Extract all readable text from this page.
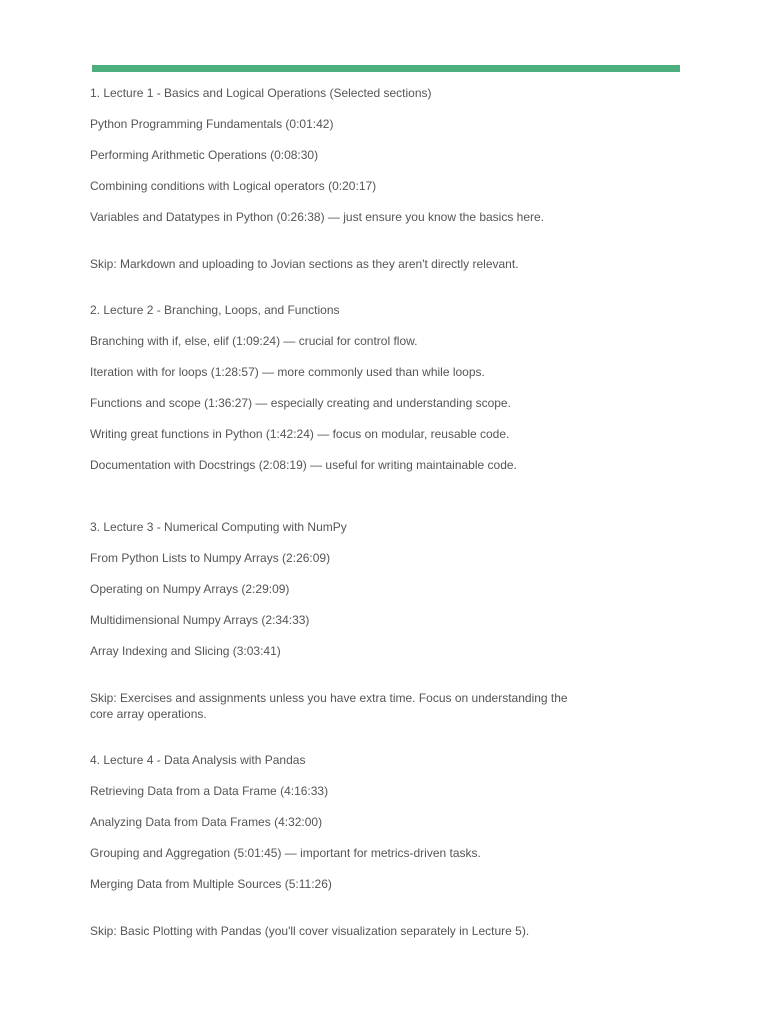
1. Lecture 1 - Basics and Logical Operations (Selected sections)

Python Programming Fundamentals (0:01:42)

Performing Arithmetic Operations (0:08:30)

Combining conditions with Logical operators (0:20:17)

Variables and Datatypes in Python (0:26:38) — just ensure you know the basics here.

Skip: Markdown and uploading to Jovian sections as they aren't directly relevant.

2. Lecture 2 - Branching, Loops, and Functions

Branching with if, else, elif (1:09:24) — crucial for control flow.

Iteration with for loops (1:28:57) — more commonly used than while loops.

Functions and scope (1:36:27) — especially creating and understanding scope.

Writing great functions in Python (1:42:24) — focus on modular, reusable code.

Documentation with Docstrings (2:08:19) — useful for writing maintainable code.

3. Lecture 3 - Numerical Computing with NumPy

From Python Lists to Numpy Arrays (2:26:09)

Operating on Numpy Arrays (2:29:09)

Multidimensional Numpy Arrays (2:34:33)

Array Indexing and Slicing (3:03:41)

Skip: Exercises and assignments unless you have extra time. Focus on understanding the core array operations.

4. Lecture 4 - Data Analysis with Pandas

Retrieving Data from a Data Frame (4:16:33)

Analyzing Data from Data Frames (4:32:00)

Grouping and Aggregation (5:01:45) — important for metrics-driven tasks.

Merging Data from Multiple Sources (5:11:26)

Skip: Basic Plotting with Pandas (you'll cover visualization separately in Lecture 5).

STATED PROBLEM: Omit the pictures, then quote the rest of the material above exactly.

RESULT OF THE TASK:
Extract all readable text from this page.
1. Lecture 1 - Basics and Logical Operations (Selected sections)

Python Programming Fundamentals (0:01:42)

Performing Arithmetic Operations (0:08:30)

Combining conditions with Logical operators (0:20:17)

Variables and Datatypes in Python (0:26:38) — just ensure you know the basics here.

Skip: Markdown and uploading to Jovian sections as they aren't directly relevant.

2. Lecture 2 - Branching, Loops, and Functions

Branching with if, else, elif (1:09:24) — crucial for control flow.

Iteration with for loops (1:28:57) — more commonly used than while loops.

Functions and scope (1:36:27) — especially creating and understanding scope.

Writing great functions in Python (1:42:24) — focus on modular, reusable code.

Documentation with Docstrings (2:08:19) — useful for writing maintainable code.

3. Lecture 3 - Numerical Computing with NumPy

From Python Lists to Numpy Arrays (2:26:09)

Operating on Numpy Arrays (2:29:09)

Multidimensional Numpy Arrays (2:34:33)

Array Indexing and Slicing (3:03:41)

Skip: Exercises and assignments unless you have extra time. Focus on understanding the core array operations.

4. Lecture 4 - Data Analysis with Pandas

Retrieving Data from a Data Frame (4:16:33)

Analyzing Data from Data Frames (4:32:00)

Grouping and Aggregation (5:01:45) — important for metrics-driven tasks.

Merging Data from Multiple Sources (5:11:26)

Skip: Basic Plotting with Pandas (you'll cover visualization separately in Lecture 5).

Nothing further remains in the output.